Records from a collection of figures

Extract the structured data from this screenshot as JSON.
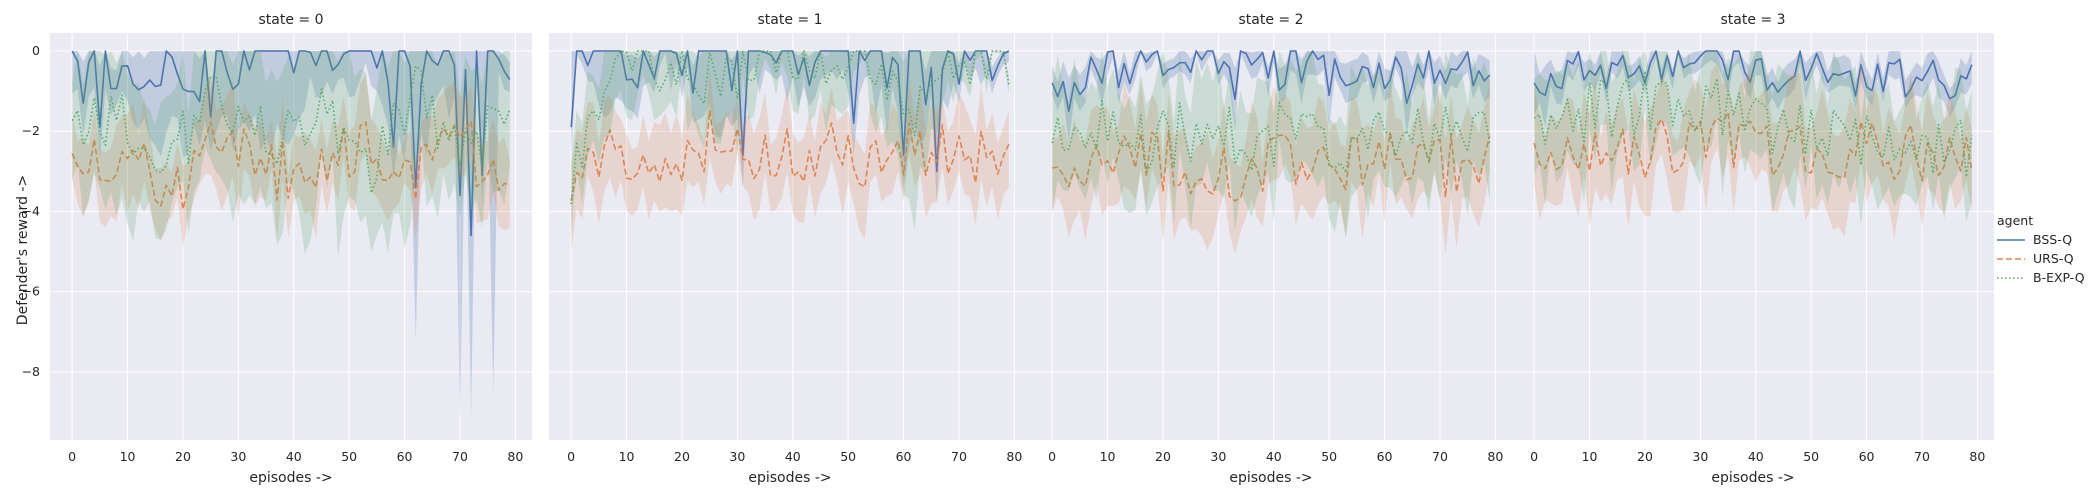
{
  "chart_data": {
    "type": "line",
    "ylabel": "Defender's reward ->",
    "xlabel": "episodes ->",
    "ylim": [
      -9.7,
      0.45
    ],
    "xlim": [
      -4,
      83
    ],
    "xticks": [
      0,
      10,
      20,
      30,
      40,
      50,
      60,
      70,
      80
    ],
    "yticks": [
      0,
      -2,
      -4,
      -6,
      -8
    ],
    "ytick_labels": [
      "0",
      "−2",
      "−4",
      "−6",
      "−8"
    ],
    "grid": true,
    "legend": {
      "title": "agent",
      "placement": "right",
      "entries": [
        "BSS-Q",
        "URS-Q",
        "B-EXP-Q"
      ]
    },
    "colors": {
      "BSS-Q": "#4c72b0",
      "URS-Q": "#dd8452",
      "B-EXP-Q": "#55a868"
    },
    "facet_titles": [
      "state = 0",
      "state = 1",
      "state = 2",
      "state = 3"
    ],
    "panels": [
      {
        "title": "state = 0",
        "series": [
          {
            "name": "BSS-Q",
            "mean_profile": [
              -0.2,
              -0.8,
              -0.3,
              -1.3,
              0,
              -0.6,
              -0.1,
              -0.9,
              0,
              -0.3
            ],
            "band_profile": [
              0.9,
              0.6,
              1.8,
              0.8,
              2.5,
              0.7,
              0.5,
              1.6,
              0.6,
              0.4
            ],
            "dips": [
              [
                2,
                -1.3
              ],
              [
                5,
                -1.9
              ],
              [
                58,
                -2.4
              ],
              [
                62,
                -3.4
              ],
              [
                70,
                -3.6
              ],
              [
                72,
                -4.6
              ],
              [
                74,
                -3.1
              ]
            ],
            "deep": [
              [
                62,
                -7.2
              ],
              [
                70,
                -9.2
              ],
              [
                72,
                -9.1
              ],
              [
                76,
                -8.6
              ]
            ]
          },
          {
            "name": "URS-Q",
            "mean_profile": [
              -2.8,
              -2.4,
              -3.6,
              -2.2,
              -3.1,
              -2.7,
              -2.5,
              -3.3,
              -2.4,
              -3.0
            ],
            "band_profile": [
              0.9,
              1.2,
              0.8,
              1.3,
              0.9,
              1.1,
              1.0,
              0.8,
              1.2,
              1.0
            ]
          },
          {
            "name": "B-EXP-Q",
            "mean_profile": [
              -2.0,
              -1.6,
              -2.8,
              -0.9,
              -2.2,
              -1.4,
              -3.1,
              -1.0,
              -2.5,
              -1.8
            ],
            "band_profile": [
              1.6,
              2.2,
              1.4,
              2.6,
              1.8,
              2.4,
              1.9,
              2.8,
              1.6,
              2.0
            ]
          }
        ]
      },
      {
        "title": "state = 1",
        "series": [
          {
            "name": "BSS-Q",
            "mean_profile": [
              -0.2,
              -0.6,
              -0.1,
              -0.9,
              -0.2,
              -0.4,
              -0.1,
              -1.1,
              -0.3,
              -0.2
            ],
            "band_profile": [
              0.4,
              0.9,
              0.3,
              1.2,
              0.5,
              0.8,
              0.6,
              1.4,
              0.5,
              0.3
            ],
            "dips": [
              [
                0,
                -1.9
              ],
              [
                31,
                -2.6
              ],
              [
                51,
                -1.8
              ],
              [
                60,
                -2.6
              ],
              [
                66,
                -3.0
              ]
            ]
          },
          {
            "name": "URS-Q",
            "mean_profile": [
              -3.0,
              -2.4,
              -2.6,
              -2.2,
              -2.9,
              -2.5,
              -2.7,
              -2.3,
              -2.6,
              -2.5
            ],
            "band_profile": [
              1.1,
              1.0,
              1.3,
              0.9,
              1.2,
              1.0,
              1.1,
              1.0,
              1.2,
              0.9
            ]
          },
          {
            "name": "B-EXP-Q",
            "mean_profile": [
              -3.1,
              -0.5,
              -0.3,
              -0.8,
              -0.1,
              -0.4,
              -0.2,
              -1.5,
              -0.1,
              -0.1
            ],
            "band_profile": [
              1.0,
              1.5,
              0.8,
              1.8,
              0.6,
              1.2,
              0.8,
              2.2,
              0.5,
              0.3
            ]
          }
        ]
      },
      {
        "title": "state = 2",
        "series": [
          {
            "name": "BSS-Q",
            "mean_profile": [
              -0.7,
              -0.5,
              -0.2,
              -0.1,
              -0.3,
              -0.5,
              -0.6,
              -0.4,
              -0.3,
              -0.6
            ],
            "band_profile": [
              0.4,
              0.5,
              0.3,
              0.3,
              0.4,
              0.5,
              0.5,
              0.4,
              0.5,
              0.5
            ],
            "dips": [
              [
                3,
                -1.5
              ],
              [
                33,
                -1.2
              ],
              [
                50,
                -1.1
              ],
              [
                64,
                -1.3
              ]
            ]
          },
          {
            "name": "URS-Q",
            "mean_profile": [
              -2.8,
              -3.0,
              -2.7,
              -2.9,
              -3.1,
              -2.8,
              -2.9,
              -2.6,
              -2.9,
              -2.8
            ],
            "band_profile": [
              1.1,
              1.2,
              1.1,
              1.3,
              1.2,
              1.1,
              1.2,
              1.1,
              1.3,
              1.2
            ]
          },
          {
            "name": "B-EXP-Q",
            "mean_profile": [
              -2.2,
              -2.0,
              -2.4,
              -1.9,
              -2.2,
              -2.0,
              -2.3,
              -2.1,
              -2.2,
              -2.1
            ],
            "band_profile": [
              1.5,
              1.4,
              1.6,
              1.5,
              1.4,
              1.5,
              1.6,
              1.4,
              1.5,
              1.5
            ]
          }
        ]
      },
      {
        "title": "state = 3",
        "series": [
          {
            "name": "BSS-Q",
            "mean_profile": [
              -0.6,
              -0.5,
              -0.4,
              -0.3,
              -0.4,
              -0.5,
              -0.6,
              -0.7,
              -0.7,
              -0.7
            ],
            "band_profile": [
              0.4,
              0.4,
              0.3,
              0.3,
              0.4,
              0.4,
              0.4,
              0.4,
              0.4,
              0.4
            ],
            "dips": [
              [
                0,
                -0.8
              ],
              [
                2,
                -1.1
              ]
            ]
          },
          {
            "name": "URS-Q",
            "mean_profile": [
              -2.8,
              -2.6,
              -2.4,
              -2.5,
              -2.3,
              -2.5,
              -2.6,
              -2.4,
              -2.5,
              -2.6
            ],
            "band_profile": [
              1.3,
              1.2,
              1.2,
              1.1,
              1.2,
              1.3,
              1.4,
              1.3,
              1.2,
              1.2
            ]
          },
          {
            "name": "B-EXP-Q",
            "mean_profile": [
              -2.2,
              -1.6,
              -1.3,
              -1.2,
              -1.4,
              -1.8,
              -2.0,
              -2.2,
              -2.3,
              -2.4
            ],
            "band_profile": [
              1.4,
              1.3,
              1.2,
              1.2,
              1.3,
              1.4,
              1.5,
              1.5,
              1.5,
              1.5
            ]
          }
        ]
      }
    ]
  }
}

◆ WHAT IS REQUIRED: Without including any pictures, print all of the material exactly as given.

◆ RESULT OF THIS TASK:
Extract the structured data from this screenshot as JSON.
{
  "chart_data": {
    "type": "line",
    "ylabel": "Defender's reward ->",
    "xlabel": "episodes ->",
    "ylim": [
      -9.7,
      0.45
    ],
    "xlim": [
      -4,
      83
    ],
    "xticks": [
      0,
      10,
      20,
      30,
      40,
      50,
      60,
      70,
      80
    ],
    "yticks": [
      0,
      -2,
      -4,
      -6,
      -8
    ],
    "ytick_labels": [
      "0",
      "−2",
      "−4",
      "−6",
      "−8"
    ],
    "grid": true,
    "legend": {
      "title": "agent",
      "placement": "right",
      "entries": [
        "BSS-Q",
        "URS-Q",
        "B-EXP-Q"
      ]
    },
    "colors": {
      "BSS-Q": "#4c72b0",
      "URS-Q": "#dd8452",
      "B-EXP-Q": "#55a868"
    },
    "facet_titles": [
      "state = 0",
      "state = 1",
      "state = 2",
      "state = 3"
    ],
    "panels": [
      {
        "title": "state = 0",
        "series": [
          {
            "name": "BSS-Q",
            "mean_profile": [
              -0.2,
              -0.8,
              -0.3,
              -1.3,
              0,
              -0.6,
              -0.1,
              -0.9,
              0,
              -0.3
            ],
            "band_profile": [
              0.9,
              0.6,
              1.8,
              0.8,
              2.5,
              0.7,
              0.5,
              1.6,
              0.6,
              0.4
            ],
            "dips": [
              [
                2,
                -1.3
              ],
              [
                5,
                -1.9
              ],
              [
                58,
                -2.4
              ],
              [
                62,
                -3.4
              ],
              [
                70,
                -3.6
              ],
              [
                72,
                -4.6
              ],
              [
                74,
                -3.1
              ]
            ],
            "deep": [
              [
                62,
                -7.2
              ],
              [
                70,
                -9.2
              ],
              [
                72,
                -9.1
              ],
              [
                76,
                -8.6
              ]
            ]
          },
          {
            "name": "URS-Q",
            "mean_profile": [
              -2.8,
              -2.4,
              -3.6,
              -2.2,
              -3.1,
              -2.7,
              -2.5,
              -3.3,
              -2.4,
              -3.0
            ],
            "band_profile": [
              0.9,
              1.2,
              0.8,
              1.3,
              0.9,
              1.1,
              1.0,
              0.8,
              1.2,
              1.0
            ]
          },
          {
            "name": "B-EXP-Q",
            "mean_profile": [
              -2.0,
              -1.6,
              -2.8,
              -0.9,
              -2.2,
              -1.4,
              -3.1,
              -1.0,
              -2.5,
              -1.8
            ],
            "band_profile": [
              1.6,
              2.2,
              1.4,
              2.6,
              1.8,
              2.4,
              1.9,
              2.8,
              1.6,
              2.0
            ]
          }
        ]
      },
      {
        "title": "state = 1",
        "series": [
          {
            "name": "BSS-Q",
            "mean_profile": [
              -0.2,
              -0.6,
              -0.1,
              -0.9,
              -0.2,
              -0.4,
              -0.1,
              -1.1,
              -0.3,
              -0.2
            ],
            "band_profile": [
              0.4,
              0.9,
              0.3,
              1.2,
              0.5,
              0.8,
              0.6,
              1.4,
              0.5,
              0.3
            ],
            "dips": [
              [
                0,
                -1.9
              ],
              [
                31,
                -2.6
              ],
              [
                51,
                -1.8
              ],
              [
                60,
                -2.6
              ],
              [
                66,
                -3.0
              ]
            ]
          },
          {
            "name": "URS-Q",
            "mean_profile": [
              -3.0,
              -2.4,
              -2.6,
              -2.2,
              -2.9,
              -2.5,
              -2.7,
              -2.3,
              -2.6,
              -2.5
            ],
            "band_profile": [
              1.1,
              1.0,
              1.3,
              0.9,
              1.2,
              1.0,
              1.1,
              1.0,
              1.2,
              0.9
            ]
          },
          {
            "name": "B-EXP-Q",
            "mean_profile": [
              -3.1,
              -0.5,
              -0.3,
              -0.8,
              -0.1,
              -0.4,
              -0.2,
              -1.5,
              -0.1,
              -0.1
            ],
            "band_profile": [
              1.0,
              1.5,
              0.8,
              1.8,
              0.6,
              1.2,
              0.8,
              2.2,
              0.5,
              0.3
            ]
          }
        ]
      },
      {
        "title": "state = 2",
        "series": [
          {
            "name": "BSS-Q",
            "mean_profile": [
              -0.7,
              -0.5,
              -0.2,
              -0.1,
              -0.3,
              -0.5,
              -0.6,
              -0.4,
              -0.3,
              -0.6
            ],
            "band_profile": [
              0.4,
              0.5,
              0.3,
              0.3,
              0.4,
              0.5,
              0.5,
              0.4,
              0.5,
              0.5
            ],
            "dips": [
              [
                3,
                -1.5
              ],
              [
                33,
                -1.2
              ],
              [
                50,
                -1.1
              ],
              [
                64,
                -1.3
              ]
            ]
          },
          {
            "name": "URS-Q",
            "mean_profile": [
              -2.8,
              -3.0,
              -2.7,
              -2.9,
              -3.1,
              -2.8,
              -2.9,
              -2.6,
              -2.9,
              -2.8
            ],
            "band_profile": [
              1.1,
              1.2,
              1.1,
              1.3,
              1.2,
              1.1,
              1.2,
              1.1,
              1.3,
              1.2
            ]
          },
          {
            "name": "B-EXP-Q",
            "mean_profile": [
              -2.2,
              -2.0,
              -2.4,
              -1.9,
              -2.2,
              -2.0,
              -2.3,
              -2.1,
              -2.2,
              -2.1
            ],
            "band_profile": [
              1.5,
              1.4,
              1.6,
              1.5,
              1.4,
              1.5,
              1.6,
              1.4,
              1.5,
              1.5
            ]
          }
        ]
      },
      {
        "title": "state = 3",
        "series": [
          {
            "name": "BSS-Q",
            "mean_profile": [
              -0.6,
              -0.5,
              -0.4,
              -0.3,
              -0.4,
              -0.5,
              -0.6,
              -0.7,
              -0.7,
              -0.7
            ],
            "band_profile": [
              0.4,
              0.4,
              0.3,
              0.3,
              0.4,
              0.4,
              0.4,
              0.4,
              0.4,
              0.4
            ],
            "dips": [
              [
                0,
                -0.8
              ],
              [
                2,
                -1.1
              ]
            ]
          },
          {
            "name": "URS-Q",
            "mean_profile": [
              -2.8,
              -2.6,
              -2.4,
              -2.5,
              -2.3,
              -2.5,
              -2.6,
              -2.4,
              -2.5,
              -2.6
            ],
            "band_profile": [
              1.3,
              1.2,
              1.2,
              1.1,
              1.2,
              1.3,
              1.4,
              1.3,
              1.2,
              1.2
            ]
          },
          {
            "name": "B-EXP-Q",
            "mean_profile": [
              -2.2,
              -1.6,
              -1.3,
              -1.2,
              -1.4,
              -1.8,
              -2.0,
              -2.2,
              -2.3,
              -2.4
            ],
            "band_profile": [
              1.4,
              1.3,
              1.2,
              1.2,
              1.3,
              1.4,
              1.5,
              1.5,
              1.5,
              1.5
            ]
          }
        ]
      }
    ]
  }
}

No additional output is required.